→ Goal of the exercise
Below is a listing. Gather each line of it that contains "content".

→ Dataset records

● ● ● ● ● ● ●

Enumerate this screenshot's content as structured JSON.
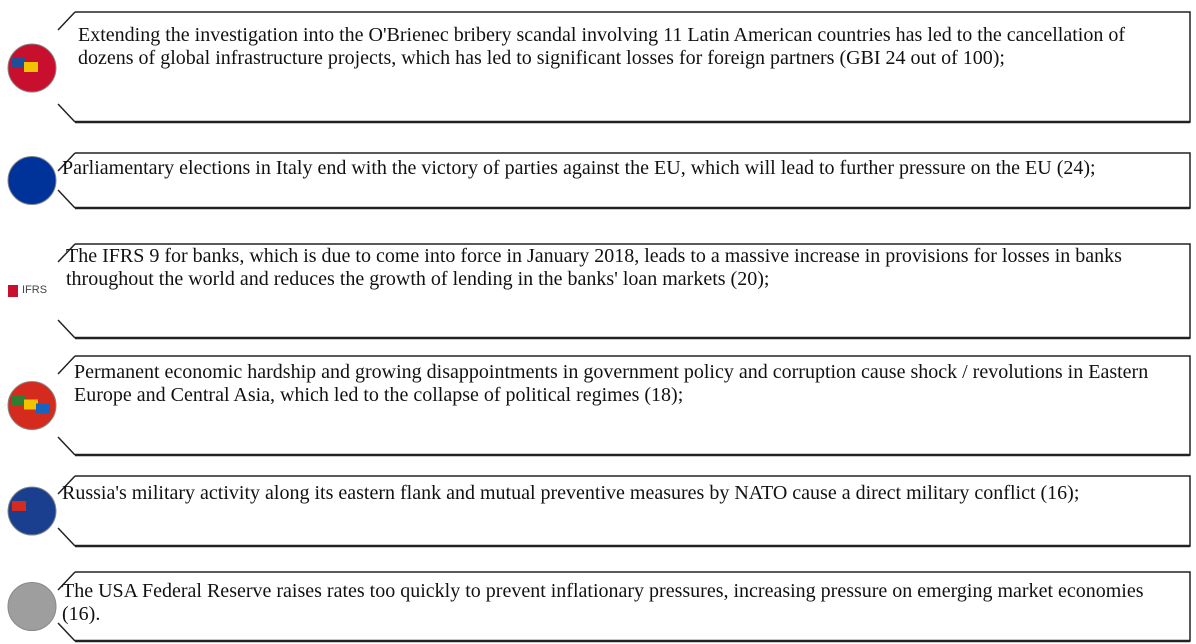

● ● ● ● ● ● ●

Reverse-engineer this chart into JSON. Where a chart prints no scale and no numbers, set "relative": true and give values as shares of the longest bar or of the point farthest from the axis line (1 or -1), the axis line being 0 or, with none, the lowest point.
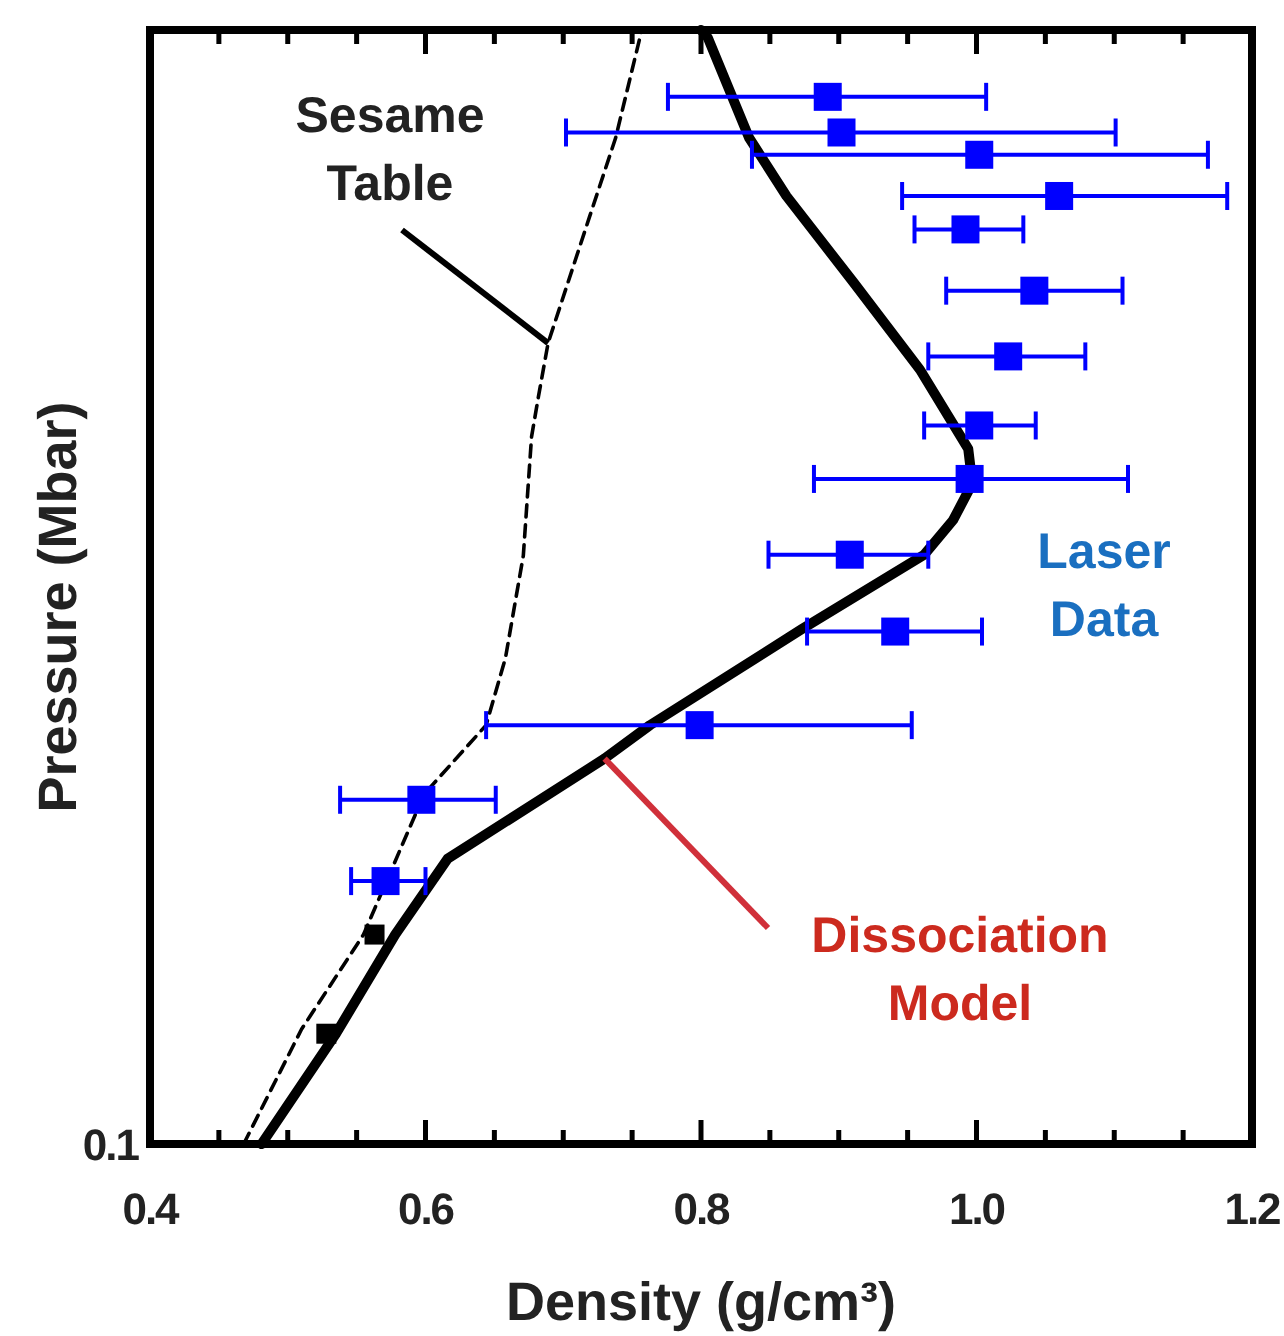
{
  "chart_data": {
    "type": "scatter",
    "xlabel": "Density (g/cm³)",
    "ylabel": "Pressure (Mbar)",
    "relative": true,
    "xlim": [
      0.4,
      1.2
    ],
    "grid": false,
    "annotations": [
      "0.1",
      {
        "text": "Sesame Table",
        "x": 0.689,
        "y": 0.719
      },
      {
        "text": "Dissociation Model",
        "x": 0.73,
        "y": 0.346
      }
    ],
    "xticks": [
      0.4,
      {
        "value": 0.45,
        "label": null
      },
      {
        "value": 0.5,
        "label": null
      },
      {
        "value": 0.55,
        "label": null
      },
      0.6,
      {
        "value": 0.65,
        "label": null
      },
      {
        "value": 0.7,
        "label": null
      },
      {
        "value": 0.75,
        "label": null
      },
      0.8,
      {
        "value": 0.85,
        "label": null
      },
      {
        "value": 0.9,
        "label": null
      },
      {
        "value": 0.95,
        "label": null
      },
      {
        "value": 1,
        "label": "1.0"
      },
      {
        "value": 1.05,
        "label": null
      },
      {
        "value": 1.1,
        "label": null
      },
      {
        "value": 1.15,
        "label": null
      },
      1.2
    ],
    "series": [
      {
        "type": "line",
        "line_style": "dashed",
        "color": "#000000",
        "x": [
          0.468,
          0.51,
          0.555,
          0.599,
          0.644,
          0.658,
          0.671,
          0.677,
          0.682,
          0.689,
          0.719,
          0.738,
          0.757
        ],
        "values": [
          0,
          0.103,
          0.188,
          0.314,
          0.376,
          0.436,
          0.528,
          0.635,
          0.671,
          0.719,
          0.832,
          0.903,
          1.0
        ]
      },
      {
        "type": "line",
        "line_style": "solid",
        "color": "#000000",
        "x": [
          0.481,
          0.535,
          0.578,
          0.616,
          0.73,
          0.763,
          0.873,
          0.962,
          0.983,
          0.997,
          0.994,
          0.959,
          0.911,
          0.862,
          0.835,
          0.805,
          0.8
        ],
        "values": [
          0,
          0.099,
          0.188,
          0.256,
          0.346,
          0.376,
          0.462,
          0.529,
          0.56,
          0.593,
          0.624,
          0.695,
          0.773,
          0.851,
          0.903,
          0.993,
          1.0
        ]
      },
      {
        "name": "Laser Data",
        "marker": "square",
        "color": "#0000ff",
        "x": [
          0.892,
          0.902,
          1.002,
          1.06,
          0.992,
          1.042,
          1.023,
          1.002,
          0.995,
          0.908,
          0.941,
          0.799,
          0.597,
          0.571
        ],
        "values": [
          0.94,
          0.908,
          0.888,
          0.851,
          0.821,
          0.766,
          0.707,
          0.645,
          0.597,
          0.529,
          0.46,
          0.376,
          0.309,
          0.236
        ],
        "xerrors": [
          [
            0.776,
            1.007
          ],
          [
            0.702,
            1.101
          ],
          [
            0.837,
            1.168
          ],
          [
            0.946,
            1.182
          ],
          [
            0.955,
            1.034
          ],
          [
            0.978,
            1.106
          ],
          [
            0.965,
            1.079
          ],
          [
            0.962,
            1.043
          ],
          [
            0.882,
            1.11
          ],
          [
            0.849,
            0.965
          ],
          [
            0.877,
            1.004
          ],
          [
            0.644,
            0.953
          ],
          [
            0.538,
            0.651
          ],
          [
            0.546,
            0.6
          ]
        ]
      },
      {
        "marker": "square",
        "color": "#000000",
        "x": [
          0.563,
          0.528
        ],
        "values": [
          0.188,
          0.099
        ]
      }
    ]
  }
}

● ● ● ● ● ● ●

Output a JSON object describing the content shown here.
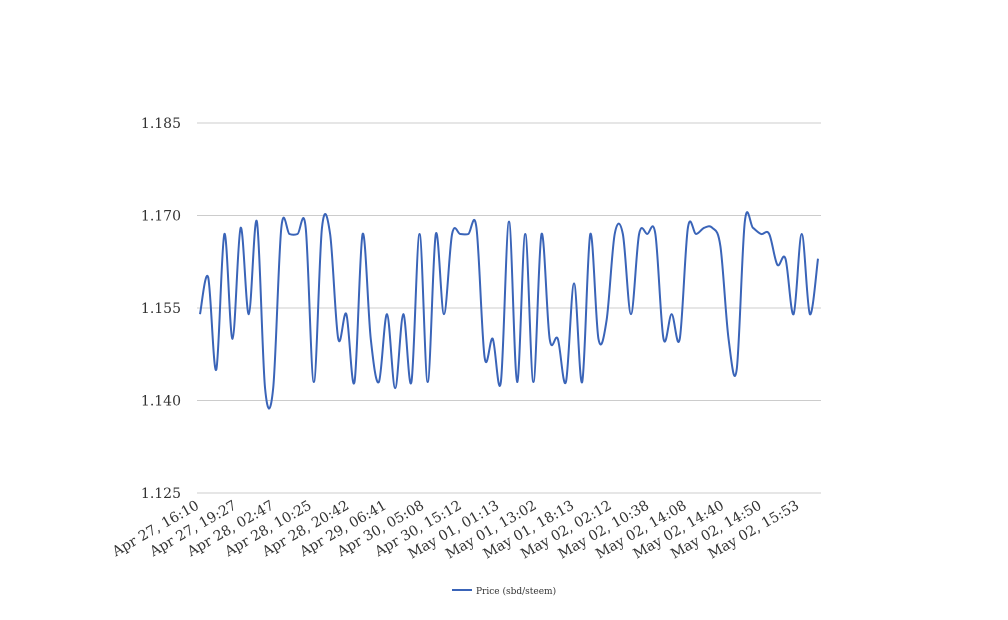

● ● ● ● ● ● ●

→ Full response
Enumerate this screenshot's content as structured JSON.
Output a JSON object describing the content shown here.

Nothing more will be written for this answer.